**Rows:**

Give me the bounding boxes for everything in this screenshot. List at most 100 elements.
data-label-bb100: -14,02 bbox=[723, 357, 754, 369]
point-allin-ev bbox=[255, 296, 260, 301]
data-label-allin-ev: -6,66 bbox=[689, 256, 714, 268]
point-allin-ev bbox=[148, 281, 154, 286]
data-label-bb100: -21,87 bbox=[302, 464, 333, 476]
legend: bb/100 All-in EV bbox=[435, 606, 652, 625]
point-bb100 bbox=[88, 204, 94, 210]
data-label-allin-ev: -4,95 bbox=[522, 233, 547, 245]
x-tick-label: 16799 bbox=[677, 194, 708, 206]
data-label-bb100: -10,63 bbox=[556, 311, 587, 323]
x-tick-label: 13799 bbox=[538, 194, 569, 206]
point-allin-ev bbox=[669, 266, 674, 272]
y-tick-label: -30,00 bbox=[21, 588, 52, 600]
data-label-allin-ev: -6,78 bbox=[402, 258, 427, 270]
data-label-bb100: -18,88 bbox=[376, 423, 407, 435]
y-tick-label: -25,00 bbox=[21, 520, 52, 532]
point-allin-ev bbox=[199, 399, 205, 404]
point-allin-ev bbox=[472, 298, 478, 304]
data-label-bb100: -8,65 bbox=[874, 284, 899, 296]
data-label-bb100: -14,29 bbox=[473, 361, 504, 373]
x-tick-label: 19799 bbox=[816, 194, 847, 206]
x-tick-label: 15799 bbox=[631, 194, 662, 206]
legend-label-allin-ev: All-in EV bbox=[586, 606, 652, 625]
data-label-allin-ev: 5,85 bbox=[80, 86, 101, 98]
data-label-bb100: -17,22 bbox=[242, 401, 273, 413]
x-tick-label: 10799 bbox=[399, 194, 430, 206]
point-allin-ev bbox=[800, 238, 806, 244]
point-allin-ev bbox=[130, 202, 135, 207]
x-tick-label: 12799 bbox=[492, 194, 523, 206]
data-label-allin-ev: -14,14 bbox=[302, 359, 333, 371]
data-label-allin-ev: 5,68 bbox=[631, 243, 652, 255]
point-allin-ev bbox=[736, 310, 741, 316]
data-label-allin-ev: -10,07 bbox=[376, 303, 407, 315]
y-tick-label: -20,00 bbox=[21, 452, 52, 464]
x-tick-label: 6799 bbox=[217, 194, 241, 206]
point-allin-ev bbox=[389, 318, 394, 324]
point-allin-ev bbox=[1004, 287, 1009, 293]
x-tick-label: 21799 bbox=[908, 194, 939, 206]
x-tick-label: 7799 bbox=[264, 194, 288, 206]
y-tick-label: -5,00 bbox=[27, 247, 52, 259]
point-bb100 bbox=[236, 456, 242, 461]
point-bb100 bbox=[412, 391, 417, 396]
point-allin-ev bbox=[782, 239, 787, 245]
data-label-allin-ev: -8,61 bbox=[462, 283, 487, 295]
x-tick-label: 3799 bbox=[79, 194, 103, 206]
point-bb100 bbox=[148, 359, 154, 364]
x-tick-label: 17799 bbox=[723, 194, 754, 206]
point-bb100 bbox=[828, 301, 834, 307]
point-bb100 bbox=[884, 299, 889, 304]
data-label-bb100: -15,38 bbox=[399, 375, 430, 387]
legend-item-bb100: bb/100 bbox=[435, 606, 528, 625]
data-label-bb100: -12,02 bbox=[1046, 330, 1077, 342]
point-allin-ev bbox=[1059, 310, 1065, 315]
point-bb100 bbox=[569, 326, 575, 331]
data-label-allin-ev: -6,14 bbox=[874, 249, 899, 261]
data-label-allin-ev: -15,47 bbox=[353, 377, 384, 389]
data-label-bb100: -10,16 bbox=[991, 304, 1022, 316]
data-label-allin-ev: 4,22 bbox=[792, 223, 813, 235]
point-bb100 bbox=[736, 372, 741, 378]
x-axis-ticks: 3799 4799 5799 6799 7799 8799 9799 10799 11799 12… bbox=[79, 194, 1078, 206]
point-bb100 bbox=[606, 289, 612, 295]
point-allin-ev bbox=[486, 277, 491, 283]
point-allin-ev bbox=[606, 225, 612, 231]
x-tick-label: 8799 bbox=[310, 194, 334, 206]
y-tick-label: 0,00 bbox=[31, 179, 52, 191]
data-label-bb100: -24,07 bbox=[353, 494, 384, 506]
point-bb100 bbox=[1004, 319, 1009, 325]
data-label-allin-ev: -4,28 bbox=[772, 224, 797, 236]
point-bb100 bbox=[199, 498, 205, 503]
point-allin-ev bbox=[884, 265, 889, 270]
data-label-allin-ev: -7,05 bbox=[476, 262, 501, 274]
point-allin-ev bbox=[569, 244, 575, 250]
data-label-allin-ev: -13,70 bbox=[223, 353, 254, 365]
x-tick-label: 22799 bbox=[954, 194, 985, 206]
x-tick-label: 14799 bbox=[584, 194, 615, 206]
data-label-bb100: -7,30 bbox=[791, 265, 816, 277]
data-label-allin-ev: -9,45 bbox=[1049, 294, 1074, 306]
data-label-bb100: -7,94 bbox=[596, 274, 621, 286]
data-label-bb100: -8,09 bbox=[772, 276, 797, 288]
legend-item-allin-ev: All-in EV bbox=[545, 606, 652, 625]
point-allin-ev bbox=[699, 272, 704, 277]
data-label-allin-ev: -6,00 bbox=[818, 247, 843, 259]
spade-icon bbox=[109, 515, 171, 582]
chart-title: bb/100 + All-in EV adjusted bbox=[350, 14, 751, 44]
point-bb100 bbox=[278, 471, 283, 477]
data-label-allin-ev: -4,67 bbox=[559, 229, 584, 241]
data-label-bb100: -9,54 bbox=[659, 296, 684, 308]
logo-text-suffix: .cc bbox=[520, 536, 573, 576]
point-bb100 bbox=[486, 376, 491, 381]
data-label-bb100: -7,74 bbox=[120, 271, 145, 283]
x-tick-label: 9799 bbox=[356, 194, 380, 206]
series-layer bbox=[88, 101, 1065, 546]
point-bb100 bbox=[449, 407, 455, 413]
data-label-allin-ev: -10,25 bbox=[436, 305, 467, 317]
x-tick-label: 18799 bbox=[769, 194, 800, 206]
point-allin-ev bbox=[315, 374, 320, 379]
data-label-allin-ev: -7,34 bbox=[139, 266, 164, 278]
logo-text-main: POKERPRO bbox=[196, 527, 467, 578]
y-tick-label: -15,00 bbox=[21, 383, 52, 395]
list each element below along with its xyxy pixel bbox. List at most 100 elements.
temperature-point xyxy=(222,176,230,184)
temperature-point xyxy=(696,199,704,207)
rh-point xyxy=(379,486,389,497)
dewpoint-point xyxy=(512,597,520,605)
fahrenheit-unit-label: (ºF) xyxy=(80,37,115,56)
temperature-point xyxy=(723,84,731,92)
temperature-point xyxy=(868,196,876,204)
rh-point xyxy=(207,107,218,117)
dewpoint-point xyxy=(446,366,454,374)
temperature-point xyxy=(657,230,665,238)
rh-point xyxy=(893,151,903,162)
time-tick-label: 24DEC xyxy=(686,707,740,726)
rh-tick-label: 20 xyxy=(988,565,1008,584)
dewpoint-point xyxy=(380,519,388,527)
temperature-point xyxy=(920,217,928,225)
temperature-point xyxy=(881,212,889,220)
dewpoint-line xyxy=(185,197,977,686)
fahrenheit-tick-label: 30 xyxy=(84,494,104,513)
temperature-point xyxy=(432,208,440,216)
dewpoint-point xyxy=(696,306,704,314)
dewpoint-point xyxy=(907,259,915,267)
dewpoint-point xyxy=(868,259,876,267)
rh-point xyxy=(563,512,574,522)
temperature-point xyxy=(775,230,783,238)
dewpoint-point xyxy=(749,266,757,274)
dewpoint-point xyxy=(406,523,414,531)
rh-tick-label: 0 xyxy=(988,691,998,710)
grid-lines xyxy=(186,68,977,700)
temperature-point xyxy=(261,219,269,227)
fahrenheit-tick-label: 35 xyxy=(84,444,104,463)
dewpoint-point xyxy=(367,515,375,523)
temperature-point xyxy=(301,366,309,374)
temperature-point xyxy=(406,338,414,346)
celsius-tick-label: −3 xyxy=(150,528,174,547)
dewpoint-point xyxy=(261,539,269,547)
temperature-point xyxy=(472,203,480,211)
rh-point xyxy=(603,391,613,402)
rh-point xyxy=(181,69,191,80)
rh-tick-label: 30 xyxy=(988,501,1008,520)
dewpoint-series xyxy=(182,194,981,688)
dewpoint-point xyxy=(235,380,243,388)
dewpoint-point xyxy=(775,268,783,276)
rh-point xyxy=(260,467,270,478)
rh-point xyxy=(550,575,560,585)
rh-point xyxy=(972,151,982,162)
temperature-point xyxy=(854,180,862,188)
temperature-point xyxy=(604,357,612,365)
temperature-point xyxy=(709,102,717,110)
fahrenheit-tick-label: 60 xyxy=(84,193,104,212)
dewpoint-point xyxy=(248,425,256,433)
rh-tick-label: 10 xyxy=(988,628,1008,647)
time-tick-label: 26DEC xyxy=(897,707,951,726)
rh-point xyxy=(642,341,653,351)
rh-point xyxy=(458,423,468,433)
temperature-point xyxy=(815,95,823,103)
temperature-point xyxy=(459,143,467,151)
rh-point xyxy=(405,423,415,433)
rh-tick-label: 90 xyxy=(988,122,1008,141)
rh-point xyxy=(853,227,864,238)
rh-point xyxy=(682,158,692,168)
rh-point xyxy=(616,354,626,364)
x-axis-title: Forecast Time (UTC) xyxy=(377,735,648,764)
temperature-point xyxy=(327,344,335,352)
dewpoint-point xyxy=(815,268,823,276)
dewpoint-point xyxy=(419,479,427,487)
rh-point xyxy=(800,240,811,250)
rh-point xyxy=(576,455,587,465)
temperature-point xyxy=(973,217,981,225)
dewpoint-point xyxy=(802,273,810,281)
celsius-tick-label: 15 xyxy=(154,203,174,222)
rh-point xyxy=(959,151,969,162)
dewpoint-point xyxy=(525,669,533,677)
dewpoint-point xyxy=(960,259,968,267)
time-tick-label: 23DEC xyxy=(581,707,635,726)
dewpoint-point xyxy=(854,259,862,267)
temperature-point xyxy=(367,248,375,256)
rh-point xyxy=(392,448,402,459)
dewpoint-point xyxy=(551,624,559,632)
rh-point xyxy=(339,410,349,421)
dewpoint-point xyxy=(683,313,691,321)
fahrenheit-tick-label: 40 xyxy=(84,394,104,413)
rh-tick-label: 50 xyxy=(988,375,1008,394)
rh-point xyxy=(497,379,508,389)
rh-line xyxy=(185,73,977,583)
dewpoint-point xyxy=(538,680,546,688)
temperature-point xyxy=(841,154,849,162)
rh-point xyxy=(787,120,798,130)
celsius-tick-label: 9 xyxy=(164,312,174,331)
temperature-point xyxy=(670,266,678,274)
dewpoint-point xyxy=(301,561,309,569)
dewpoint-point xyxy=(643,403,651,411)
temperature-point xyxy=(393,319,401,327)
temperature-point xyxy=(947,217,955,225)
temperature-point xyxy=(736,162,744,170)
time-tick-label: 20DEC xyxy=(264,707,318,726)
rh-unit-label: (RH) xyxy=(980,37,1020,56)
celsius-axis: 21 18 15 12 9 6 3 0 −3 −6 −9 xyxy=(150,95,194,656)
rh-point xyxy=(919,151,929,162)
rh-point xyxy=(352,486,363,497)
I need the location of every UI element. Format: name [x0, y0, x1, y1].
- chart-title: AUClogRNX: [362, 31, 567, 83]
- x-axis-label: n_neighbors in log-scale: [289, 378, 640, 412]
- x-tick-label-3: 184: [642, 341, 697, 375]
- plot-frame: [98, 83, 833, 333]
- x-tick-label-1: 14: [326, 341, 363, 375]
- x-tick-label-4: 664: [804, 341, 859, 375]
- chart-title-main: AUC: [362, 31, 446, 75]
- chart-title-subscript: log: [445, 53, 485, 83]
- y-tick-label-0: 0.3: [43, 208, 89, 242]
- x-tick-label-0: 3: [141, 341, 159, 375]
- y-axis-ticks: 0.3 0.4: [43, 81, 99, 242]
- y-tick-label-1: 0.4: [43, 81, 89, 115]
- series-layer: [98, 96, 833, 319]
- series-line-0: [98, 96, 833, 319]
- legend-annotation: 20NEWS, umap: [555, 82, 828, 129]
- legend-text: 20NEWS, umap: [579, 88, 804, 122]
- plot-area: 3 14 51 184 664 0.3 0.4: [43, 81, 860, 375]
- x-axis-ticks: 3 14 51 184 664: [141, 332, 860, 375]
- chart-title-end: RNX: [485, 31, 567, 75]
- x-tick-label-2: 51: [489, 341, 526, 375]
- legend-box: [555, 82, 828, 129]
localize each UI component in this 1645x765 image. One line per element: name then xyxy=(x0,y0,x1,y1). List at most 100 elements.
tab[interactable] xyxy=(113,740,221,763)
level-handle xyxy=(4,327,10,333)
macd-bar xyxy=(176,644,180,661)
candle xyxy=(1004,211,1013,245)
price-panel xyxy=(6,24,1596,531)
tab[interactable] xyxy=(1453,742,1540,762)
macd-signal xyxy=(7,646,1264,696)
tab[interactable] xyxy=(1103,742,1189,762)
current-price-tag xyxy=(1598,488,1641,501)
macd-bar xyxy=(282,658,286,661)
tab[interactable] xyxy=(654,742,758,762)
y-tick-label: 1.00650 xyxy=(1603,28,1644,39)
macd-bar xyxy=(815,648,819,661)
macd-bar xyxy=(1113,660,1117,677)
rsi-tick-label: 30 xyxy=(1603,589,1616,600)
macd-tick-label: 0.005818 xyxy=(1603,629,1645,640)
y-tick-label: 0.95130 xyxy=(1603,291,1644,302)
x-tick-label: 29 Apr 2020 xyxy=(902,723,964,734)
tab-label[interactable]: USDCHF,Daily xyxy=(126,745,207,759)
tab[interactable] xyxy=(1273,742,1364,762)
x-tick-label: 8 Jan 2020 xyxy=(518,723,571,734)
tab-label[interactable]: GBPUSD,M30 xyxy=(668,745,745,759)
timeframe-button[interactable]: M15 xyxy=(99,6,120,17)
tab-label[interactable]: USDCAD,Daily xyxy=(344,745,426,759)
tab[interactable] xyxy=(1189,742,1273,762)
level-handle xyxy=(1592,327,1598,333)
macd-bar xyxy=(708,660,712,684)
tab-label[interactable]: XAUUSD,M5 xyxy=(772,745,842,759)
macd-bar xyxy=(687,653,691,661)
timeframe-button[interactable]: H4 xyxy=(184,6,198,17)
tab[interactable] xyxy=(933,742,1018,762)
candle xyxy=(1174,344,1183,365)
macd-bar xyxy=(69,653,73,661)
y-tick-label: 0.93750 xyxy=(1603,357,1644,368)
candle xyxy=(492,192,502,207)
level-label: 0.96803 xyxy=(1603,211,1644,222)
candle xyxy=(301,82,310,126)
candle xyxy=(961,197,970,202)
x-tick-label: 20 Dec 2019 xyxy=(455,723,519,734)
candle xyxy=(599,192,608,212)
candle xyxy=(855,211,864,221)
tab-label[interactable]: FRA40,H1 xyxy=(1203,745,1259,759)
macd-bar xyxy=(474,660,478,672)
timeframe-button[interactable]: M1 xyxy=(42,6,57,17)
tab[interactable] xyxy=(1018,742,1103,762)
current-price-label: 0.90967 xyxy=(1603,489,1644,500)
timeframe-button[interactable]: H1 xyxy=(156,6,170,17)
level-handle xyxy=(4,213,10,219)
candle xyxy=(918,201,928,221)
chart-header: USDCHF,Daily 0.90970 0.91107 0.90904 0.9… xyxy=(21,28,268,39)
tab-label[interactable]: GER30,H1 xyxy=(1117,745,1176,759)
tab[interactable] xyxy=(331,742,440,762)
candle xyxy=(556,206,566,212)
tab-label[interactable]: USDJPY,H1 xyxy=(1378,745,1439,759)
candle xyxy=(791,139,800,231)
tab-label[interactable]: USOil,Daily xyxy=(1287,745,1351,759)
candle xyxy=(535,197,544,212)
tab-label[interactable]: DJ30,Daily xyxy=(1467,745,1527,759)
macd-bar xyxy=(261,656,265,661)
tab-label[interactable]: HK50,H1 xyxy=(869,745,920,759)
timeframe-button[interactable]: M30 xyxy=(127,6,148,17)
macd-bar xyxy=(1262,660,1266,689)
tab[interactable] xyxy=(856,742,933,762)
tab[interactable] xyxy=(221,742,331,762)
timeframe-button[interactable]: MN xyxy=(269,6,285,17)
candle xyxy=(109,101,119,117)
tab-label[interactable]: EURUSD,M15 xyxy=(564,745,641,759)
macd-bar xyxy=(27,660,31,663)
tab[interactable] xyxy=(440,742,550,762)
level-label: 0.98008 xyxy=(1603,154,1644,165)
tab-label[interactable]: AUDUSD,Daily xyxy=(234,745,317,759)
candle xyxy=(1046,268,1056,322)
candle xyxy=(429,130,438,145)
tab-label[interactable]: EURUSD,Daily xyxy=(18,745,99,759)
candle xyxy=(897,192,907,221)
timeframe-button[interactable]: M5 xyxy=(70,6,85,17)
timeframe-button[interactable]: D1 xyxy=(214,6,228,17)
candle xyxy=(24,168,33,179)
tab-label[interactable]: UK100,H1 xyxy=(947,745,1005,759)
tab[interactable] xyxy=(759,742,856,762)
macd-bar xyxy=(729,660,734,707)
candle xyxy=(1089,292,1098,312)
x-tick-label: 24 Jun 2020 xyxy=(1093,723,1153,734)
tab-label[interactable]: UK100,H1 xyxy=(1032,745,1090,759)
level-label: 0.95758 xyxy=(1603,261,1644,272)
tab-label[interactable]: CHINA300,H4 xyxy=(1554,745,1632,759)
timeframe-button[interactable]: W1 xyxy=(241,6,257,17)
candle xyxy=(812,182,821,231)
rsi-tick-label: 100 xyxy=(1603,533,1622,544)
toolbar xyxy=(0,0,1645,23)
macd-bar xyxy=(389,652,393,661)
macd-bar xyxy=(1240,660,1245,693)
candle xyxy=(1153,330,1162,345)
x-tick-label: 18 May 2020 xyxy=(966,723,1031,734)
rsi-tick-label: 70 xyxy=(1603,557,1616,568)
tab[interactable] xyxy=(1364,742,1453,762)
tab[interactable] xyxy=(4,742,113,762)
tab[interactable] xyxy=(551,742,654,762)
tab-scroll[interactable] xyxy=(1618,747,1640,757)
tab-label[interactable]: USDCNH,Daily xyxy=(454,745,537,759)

**Aim:** Gather every line above containing the word "name".

**Problem solution:**
I need the location of every UI element. Format: name [x0, y0, x1, y1].
localize each UI component in this 1645x765 image. One line per element: name then xyxy=(x0,y0,x1,y1). List at most 100 elements.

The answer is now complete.